WORK TO COMPLETE
Collect each line of the records containing the string "values".

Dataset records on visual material

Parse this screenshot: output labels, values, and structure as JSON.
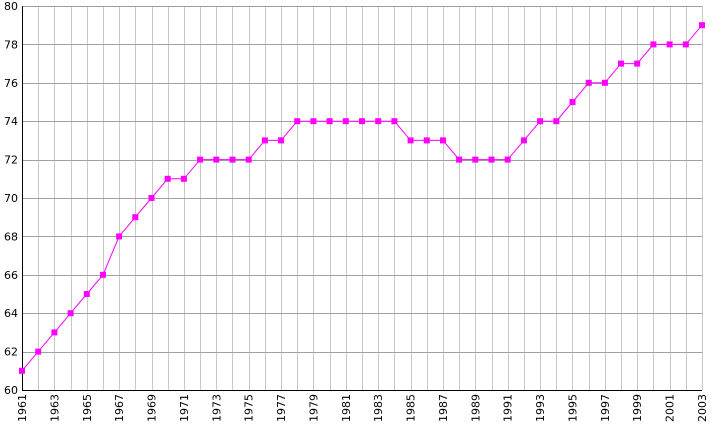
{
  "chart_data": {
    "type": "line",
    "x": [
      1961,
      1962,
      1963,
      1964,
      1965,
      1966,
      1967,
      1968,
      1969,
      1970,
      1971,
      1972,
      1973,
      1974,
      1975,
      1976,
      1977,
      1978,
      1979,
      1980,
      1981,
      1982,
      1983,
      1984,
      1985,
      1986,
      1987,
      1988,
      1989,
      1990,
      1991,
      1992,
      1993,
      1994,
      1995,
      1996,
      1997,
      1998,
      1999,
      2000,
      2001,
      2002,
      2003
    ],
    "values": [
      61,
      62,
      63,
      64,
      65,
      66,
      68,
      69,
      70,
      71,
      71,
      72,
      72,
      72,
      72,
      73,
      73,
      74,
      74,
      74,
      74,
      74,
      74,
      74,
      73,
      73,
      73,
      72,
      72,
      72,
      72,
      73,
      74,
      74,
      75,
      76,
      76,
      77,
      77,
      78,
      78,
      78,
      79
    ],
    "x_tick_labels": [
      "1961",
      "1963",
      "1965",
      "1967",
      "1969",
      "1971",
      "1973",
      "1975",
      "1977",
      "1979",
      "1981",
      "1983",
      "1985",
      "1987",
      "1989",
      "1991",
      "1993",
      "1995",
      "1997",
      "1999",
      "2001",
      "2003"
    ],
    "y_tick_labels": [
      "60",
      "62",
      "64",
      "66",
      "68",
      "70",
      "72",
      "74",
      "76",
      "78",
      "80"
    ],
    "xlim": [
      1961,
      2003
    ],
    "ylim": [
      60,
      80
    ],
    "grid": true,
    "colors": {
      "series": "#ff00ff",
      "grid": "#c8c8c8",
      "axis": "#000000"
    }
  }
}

THE ANSWER
Parse this screenshot: output labels, values, and structure as JSON.
    "values": [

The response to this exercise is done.